ENTRIES SHOWN:
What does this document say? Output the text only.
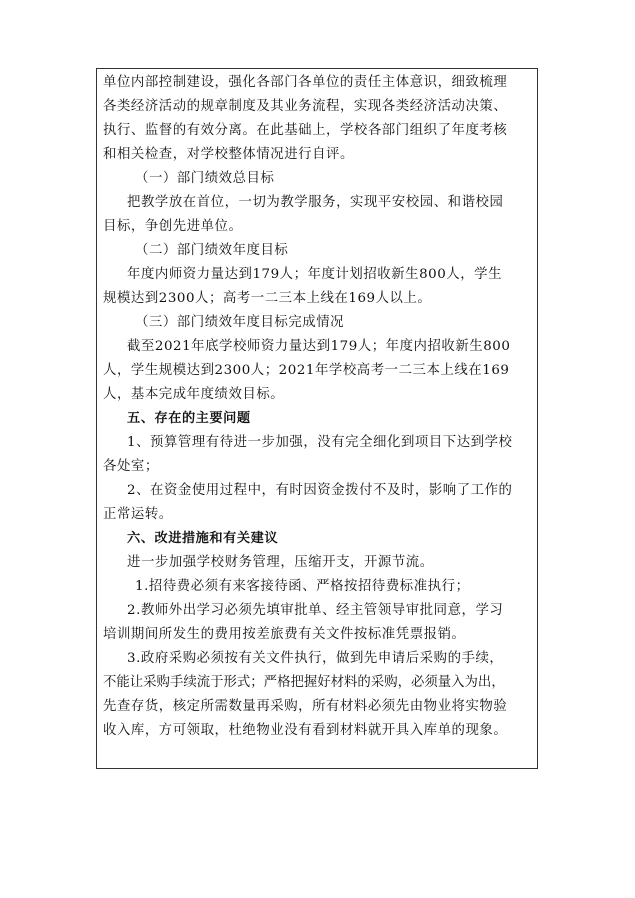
单位内部控制建设，强化各部门各单位的责任主体意识，细致梳理
各类经济活动的规章制度及其业务流程，实现各类经济活动决策、
执行、监督的有效分离。在此基础上，学校各部门组织了年度考核
和相关检查，对学校整体情况进行自评。
（一）部门绩效总目标
把教学放在首位，一切为教学服务，实现平安校园、和谐校园
目标，争创先进单位。
（二）部门绩效年度目标
年度内师资力量达到179人；年度计划招收新生800人，学生
规模达到2300人；高考一二三本上线在169人以上。
（三）部门绩效年度目标完成情况
截至2021年底学校师资力量达到179人；年度内招收新生800
人，学生规模达到2300人；2021年学校高考一二三本上线在169
人，基本完成年度绩效目标。
五、存在的主要问题
1、预算管理有待进一步加强，没有完全细化到项目下达到学校
各处室；
2、在资金使用过程中，有时因资金拨付不及时，影响了工作的
正常运转。
六、改进措施和有关建议
进一步加强学校财务管理，压缩开支，开源节流。
1.招待费必须有来客接待函、严格按招待费标准执行；
2.教师外出学习必须先填审批单、经主管领导审批同意，学习
培训期间所发生的费用按差旅费有关文件按标准凭票报销。
3.政府采购必须按有关文件执行，做到先申请后采购的手续，
不能让采购手续流于形式；严格把握好材料的采购，必须量入为出，
先查存货，核定所需数量再采购，所有材料必须先由物业将实物验
收入库，方可领取，杜绝物业没有看到材料就开具入库单的现象。
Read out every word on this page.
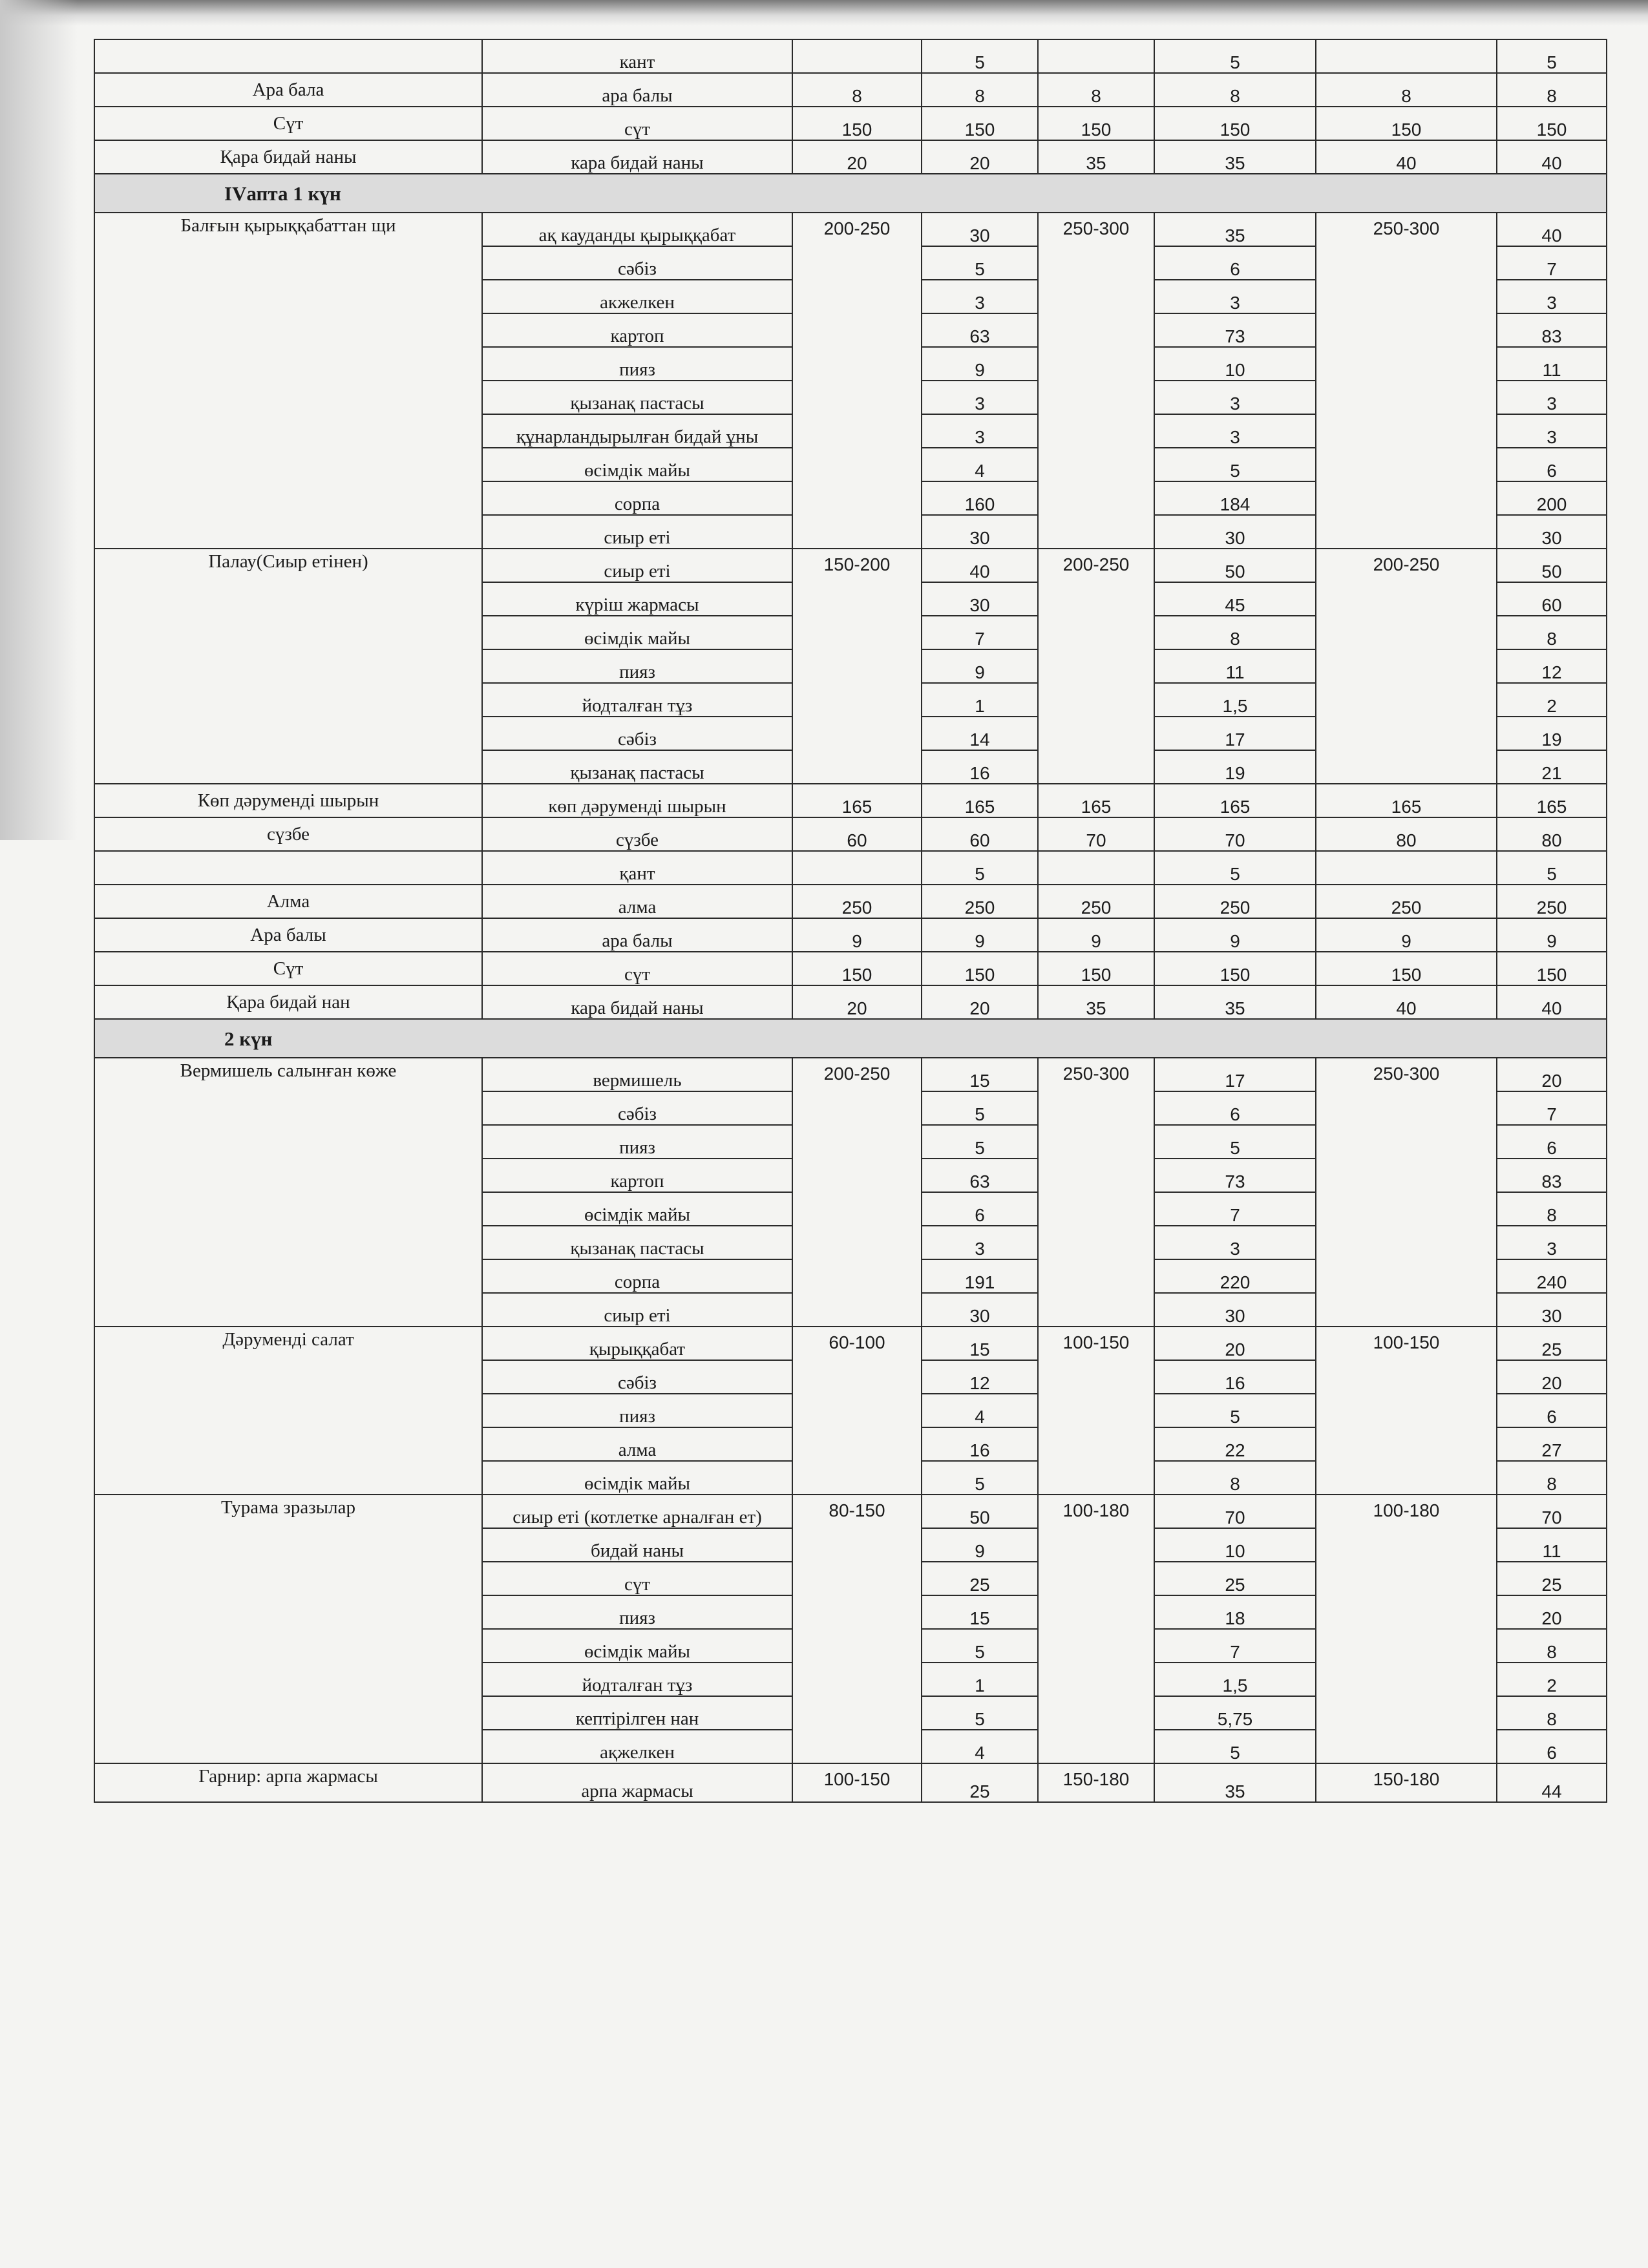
	кант		5		5		5
Ара бала	ара балы	8	8	8	8	8	8
Сүт	сүт	150	150	150	150	150	150
Қара бидай наны	кара бидай наны	20	20	35	35	40	40
IVапта 1 күн							
Балғын қырыққабаттан щи	ақ кауданды қырыққабат	200-250	30	250-300	35	250-300	40
	сәбіз		5		6		7
	акжелкен		3		3		3
	картоп		63		73		83
	пияз		9		10		11
	қызанақ пастасы		3		3		3
	құнарландырылған бидай ұны		3		3		3
	өсімдік майы		4		5		6
	сорпа		160		184		200
	сиыр еті		30		30		30
Палау(Сиыр етінен)	сиыр еті	150-200	40	200-250	50	200-250	50
	күріш жармасы		30		45		60
	өсімдік майы		7		8		8
	пияз		9		11		12
	йодталған тұз		1		1,5		2
	сәбіз		14		17		19
	қызанақ пастасы		16		19		21
Көп дәруменді шырын	көп дәруменді шырын	165	165	165	165	165	165
сүзбе	сүзбе	60	60	70	70	80	80
	қант		5		5		5
Алма	алма	250	250	250	250	250	250
Ара балы	ара балы	9	9	9	9	9	9
Сүт	сүт	150	150	150	150	150	150
Қара бидай нан	кара бидай наны	20	20	35	35	40	40
2 күн							
Вермишель салынған көже	вермишель	200-250	15	250-300	17	250-300	20
	сәбіз		5		6		7
	пияз		5		5		6
	картоп		63		73		83
	өсімдік майы		6		7		8
	қызанақ пастасы		3		3		3
	сорпа		191		220		240
	сиыр еті		30		30		30
Дәруменді салат	қырыққабат	60-100	15	100-150	20	100-150	25
	сәбіз		12		16		20
	пияз		4		5		6
	алма		16		22		27
	өсімдік майы		5		8		8
Турама зразылар	сиыр еті (котлетке арналған ет)	80-150	50	100-180	70	100-180	70
	бидай наны		9		10		11
	сүт		25		25		25
	пияз		15		18		20
	өсімдік майы		5		7		8
	йодталған тұз		1		1,5		2
	кептірілген нан		5		5,75		8
	ақжелкен		4		5		6
Гарнир: арпа жармасы	арпа жармасы	100-150	25	150-180	35	150-180	44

GIVEN REQUEST:
Report back each line of the entries that holds the string "наны".

RESPONSE FOR THIS EXERCISE:
Қара бидай наны	кара бидай наны	20	20	35	35	40	40
Қара бидай нан	кара бидай наны	20	20	35	35	40	40
	бидай наны		9		10		11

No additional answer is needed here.